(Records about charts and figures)
● ● ● ● ●
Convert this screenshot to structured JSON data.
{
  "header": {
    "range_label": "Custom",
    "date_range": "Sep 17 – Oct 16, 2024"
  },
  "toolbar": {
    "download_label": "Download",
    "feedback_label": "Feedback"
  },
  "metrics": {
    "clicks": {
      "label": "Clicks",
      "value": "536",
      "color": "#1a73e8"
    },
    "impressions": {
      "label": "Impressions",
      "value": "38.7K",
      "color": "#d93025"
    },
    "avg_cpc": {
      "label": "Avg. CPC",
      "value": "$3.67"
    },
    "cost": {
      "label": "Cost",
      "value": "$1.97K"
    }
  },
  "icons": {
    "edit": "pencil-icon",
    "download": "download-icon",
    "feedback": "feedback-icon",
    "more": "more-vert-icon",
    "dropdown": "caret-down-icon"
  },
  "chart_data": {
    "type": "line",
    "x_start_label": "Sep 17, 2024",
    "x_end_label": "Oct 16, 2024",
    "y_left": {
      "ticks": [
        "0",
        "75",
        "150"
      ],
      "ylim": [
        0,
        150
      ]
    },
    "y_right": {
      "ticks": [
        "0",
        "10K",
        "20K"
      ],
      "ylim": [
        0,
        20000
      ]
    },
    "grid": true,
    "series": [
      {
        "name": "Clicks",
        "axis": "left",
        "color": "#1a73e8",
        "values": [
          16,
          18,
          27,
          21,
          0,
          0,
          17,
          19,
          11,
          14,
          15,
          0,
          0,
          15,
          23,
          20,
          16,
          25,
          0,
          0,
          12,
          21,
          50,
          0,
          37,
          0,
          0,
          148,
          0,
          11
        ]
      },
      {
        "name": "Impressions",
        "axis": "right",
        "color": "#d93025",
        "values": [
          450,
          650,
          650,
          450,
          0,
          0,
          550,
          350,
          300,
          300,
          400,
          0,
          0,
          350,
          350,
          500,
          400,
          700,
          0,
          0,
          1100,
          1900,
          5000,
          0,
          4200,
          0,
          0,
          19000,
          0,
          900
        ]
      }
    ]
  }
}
● ● ● ● ●
**Task directions:** Write out every entry exactly as given.

**Task solution:**
Convert this screenshot to structured JSON data.
{
  "header": {
    "range_label": "Custom",
    "date_range": "Sep 17 – Oct 16, 2024"
  },
  "toolbar": {
    "download_label": "Download",
    "feedback_label": "Feedback"
  },
  "metrics": {
    "clicks": {
      "label": "Clicks",
      "value": "536",
      "color": "#1a73e8"
    },
    "impressions": {
      "label": "Impressions",
      "value": "38.7K",
      "color": "#d93025"
    },
    "avg_cpc": {
      "label": "Avg. CPC",
      "value": "$3.67"
    },
    "cost": {
      "label": "Cost",
      "value": "$1.97K"
    }
  },
  "icons": {
    "edit": "pencil-icon",
    "download": "download-icon",
    "feedback": "feedback-icon",
    "more": "more-vert-icon",
    "dropdown": "caret-down-icon"
  },
  "chart_data": {
    "type": "line",
    "x_start_label": "Sep 17, 2024",
    "x_end_label": "Oct 16, 2024",
    "y_left": {
      "ticks": [
        "0",
        "75",
        "150"
      ],
      "ylim": [
        0,
        150
      ]
    },
    "y_right": {
      "ticks": [
        "0",
        "10K",
        "20K"
      ],
      "ylim": [
        0,
        20000
      ]
    },
    "grid": true,
    "series": [
      {
        "name": "Clicks",
        "axis": "left",
        "color": "#1a73e8",
        "values": [
          16,
          18,
          27,
          21,
          0,
          0,
          17,
          19,
          11,
          14,
          15,
          0,
          0,
          15,
          23,
          20,
          16,
          25,
          0,
          0,
          12,
          21,
          50,
          0,
          37,
          0,
          0,
          148,
          0,
          11
        ]
      },
      {
        "name": "Impressions",
        "axis": "right",
        "color": "#d93025",
        "values": [
          450,
          650,
          650,
          450,
          0,
          0,
          550,
          350,
          300,
          300,
          400,
          0,
          0,
          350,
          350,
          500,
          400,
          700,
          0,
          0,
          1100,
          1900,
          5000,
          0,
          4200,
          0,
          0,
          19000,
          0,
          900
        ]
      }
    ]
  }
}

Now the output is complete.